#### Set task
Find every line in the records that holds the string "Empresa". Copy each one.

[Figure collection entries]
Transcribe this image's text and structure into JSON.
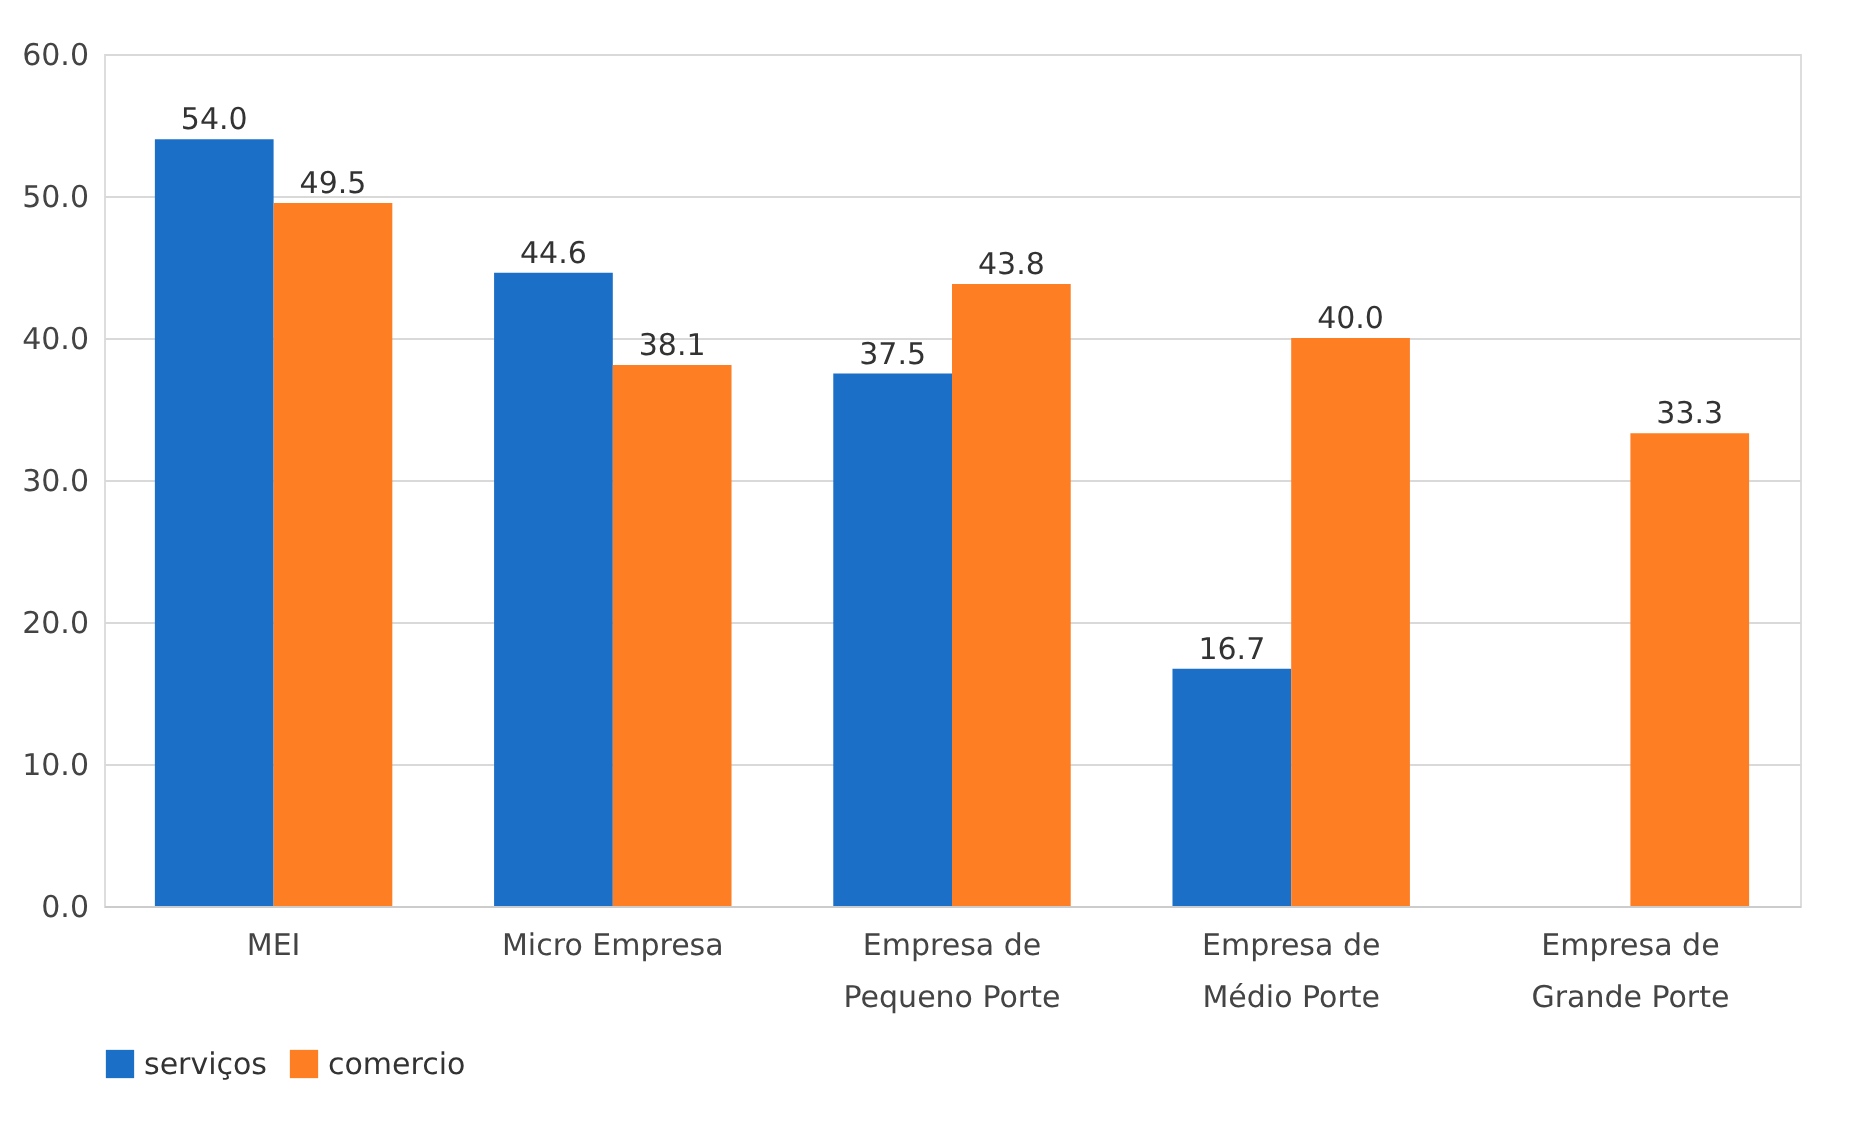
{
  "chart_data": {
    "type": "bar",
    "categories": [
      "MEI",
      "Micro Empresa",
      "Empresa de Pequeno Porte",
      "Empresa de Médio Porte",
      "Empresa de Grande Porte"
    ],
    "series": [
      {
        "name": "serviços",
        "color": "#1c6fc7",
        "values": [
          54.0,
          44.6,
          37.5,
          16.7,
          null
        ],
        "value_labels": [
          "54.0",
          "44.6",
          "37.5",
          "16.7",
          null
        ]
      },
      {
        "name": "comercio",
        "color": "#fd7e23",
        "values": [
          49.5,
          38.1,
          43.8,
          40.0,
          33.3
        ],
        "value_labels": [
          "49.5",
          "38.1",
          "43.8",
          "40.0",
          "33.3"
        ]
      }
    ],
    "ylim": [
      0,
      60
    ],
    "yticks": [
      {
        "value": 0,
        "label": "0.0"
      },
      {
        "value": 10,
        "label": "10.0"
      },
      {
        "value": 20,
        "label": "20.0"
      },
      {
        "value": 30,
        "label": "30.0"
      },
      {
        "value": 40,
        "label": "40.0"
      },
      {
        "value": 50,
        "label": "50.0"
      },
      {
        "value": 60,
        "label": "60.0"
      }
    ],
    "grid": "y",
    "legend": "bottom"
  }
}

#### Output of the task
      "Micro Empresa",
      "Empresa de Pequeno Porte",
      "Empresa de Médio Porte",
      "Empresa de Grande Porte"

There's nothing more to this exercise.